--- begin ---
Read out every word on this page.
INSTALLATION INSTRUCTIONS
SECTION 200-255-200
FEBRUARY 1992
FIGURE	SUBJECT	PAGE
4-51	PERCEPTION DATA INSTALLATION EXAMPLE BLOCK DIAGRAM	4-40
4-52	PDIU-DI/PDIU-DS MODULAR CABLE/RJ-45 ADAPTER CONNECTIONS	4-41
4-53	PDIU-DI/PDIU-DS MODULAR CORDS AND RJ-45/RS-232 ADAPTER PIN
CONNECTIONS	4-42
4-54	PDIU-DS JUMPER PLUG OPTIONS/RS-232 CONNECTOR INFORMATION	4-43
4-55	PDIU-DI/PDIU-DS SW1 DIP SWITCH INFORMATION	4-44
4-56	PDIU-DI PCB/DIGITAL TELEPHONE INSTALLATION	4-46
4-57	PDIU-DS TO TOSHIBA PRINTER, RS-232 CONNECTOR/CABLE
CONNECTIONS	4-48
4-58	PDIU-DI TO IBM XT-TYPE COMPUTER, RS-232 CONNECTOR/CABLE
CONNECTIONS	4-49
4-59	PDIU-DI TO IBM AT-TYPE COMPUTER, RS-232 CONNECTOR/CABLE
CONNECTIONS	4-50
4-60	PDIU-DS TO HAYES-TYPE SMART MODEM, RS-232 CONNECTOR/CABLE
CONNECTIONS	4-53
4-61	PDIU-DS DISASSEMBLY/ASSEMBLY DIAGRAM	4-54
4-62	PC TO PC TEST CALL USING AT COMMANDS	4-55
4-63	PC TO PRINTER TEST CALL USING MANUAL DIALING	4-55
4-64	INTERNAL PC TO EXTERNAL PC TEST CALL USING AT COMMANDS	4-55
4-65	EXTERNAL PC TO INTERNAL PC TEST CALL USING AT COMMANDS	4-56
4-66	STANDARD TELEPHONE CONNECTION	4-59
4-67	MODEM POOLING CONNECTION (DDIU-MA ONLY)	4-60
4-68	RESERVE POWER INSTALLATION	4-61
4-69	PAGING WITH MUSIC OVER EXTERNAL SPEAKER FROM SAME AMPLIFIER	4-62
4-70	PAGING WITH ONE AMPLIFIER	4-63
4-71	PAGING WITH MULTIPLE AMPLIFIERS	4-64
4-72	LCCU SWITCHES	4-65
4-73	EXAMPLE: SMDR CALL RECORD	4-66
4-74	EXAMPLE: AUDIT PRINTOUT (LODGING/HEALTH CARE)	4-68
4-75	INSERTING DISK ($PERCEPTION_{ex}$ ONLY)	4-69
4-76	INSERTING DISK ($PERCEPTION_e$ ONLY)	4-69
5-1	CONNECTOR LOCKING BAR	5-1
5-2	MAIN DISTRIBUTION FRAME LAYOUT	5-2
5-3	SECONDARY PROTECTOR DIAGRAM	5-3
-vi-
--- end ---
WHAT YOU NEED TO DO :: Repeat every entry exactly, please.

COMPLETED EXERCISE ::
Read out every word on this page.
INSTALLATION INSTRUCTIONS
SECTION 200-255-200
FEBRUARY 1992
FIGURE	SUBJECT	PAGE
4-51	PERCEPTION DATA INSTALLATION EXAMPLE BLOCK DIAGRAM	4-40
4-52	PDIU-DI/PDIU-DS MODULAR CABLE/RJ-45 ADAPTER CONNECTIONS	4-41
4-53	PDIU-DI/PDIU-DS MODULAR CORDS AND RJ-45/RS-232 ADAPTER PIN
CONNECTIONS	4-42
4-54	PDIU-DS JUMPER PLUG OPTIONS/RS-232 CONNECTOR INFORMATION	4-43
4-55	PDIU-DI/PDIU-DS SW1 DIP SWITCH INFORMATION	4-44
4-56	PDIU-DI PCB/DIGITAL TELEPHONE INSTALLATION	4-46
4-57	PDIU-DS TO TOSHIBA PRINTER, RS-232 CONNECTOR/CABLE
CONNECTIONS	4-48
4-58	PDIU-DI TO IBM XT-TYPE COMPUTER, RS-232 CONNECTOR/CABLE
CONNECTIONS	4-49
4-59	PDIU-DI TO IBM AT-TYPE COMPUTER, RS-232 CONNECTOR/CABLE
CONNECTIONS	4-50
4-60	PDIU-DS TO HAYES-TYPE SMART MODEM, RS-232 CONNECTOR/CABLE
CONNECTIONS	4-53
4-61	PDIU-DS DISASSEMBLY/ASSEMBLY DIAGRAM	4-54
4-62	PC TO PC TEST CALL USING AT COMMANDS	4-55
4-63	PC TO PRINTER TEST CALL USING MANUAL DIALING	4-55
4-64	INTERNAL PC TO EXTERNAL PC TEST CALL USING AT COMMANDS	4-55
4-65	EXTERNAL PC TO INTERNAL PC TEST CALL USING AT COMMANDS	4-56
4-66	STANDARD TELEPHONE CONNECTION	4-59
4-67	MODEM POOLING CONNECTION (DDIU-MA ONLY)	4-60
4-68	RESERVE POWER INSTALLATION	4-61
4-69	PAGING WITH MUSIC OVER EXTERNAL SPEAKER FROM SAME AMPLIFIER	4-62
4-70	PAGING WITH ONE AMPLIFIER	4-63
4-71	PAGING WITH MULTIPLE AMPLIFIERS	4-64
4-72	LCCU SWITCHES	4-65
4-73	EXAMPLE: SMDR CALL RECORD	4-66
4-74	EXAMPLE: AUDIT PRINTOUT (LODGING/HEALTH CARE)	4-68
4-75	INSERTING DISK ($PERCEPTION_{ex}$ ONLY)	4-69
4-76	INSERTING DISK ($PERCEPTION_e$ ONLY)	4-69
5-1	CONNECTOR LOCKING BAR	5-1
5-2	MAIN DISTRIBUTION FRAME LAYOUT	5-2
5-3	SECONDARY PROTECTOR DIAGRAM	5-3
-vi-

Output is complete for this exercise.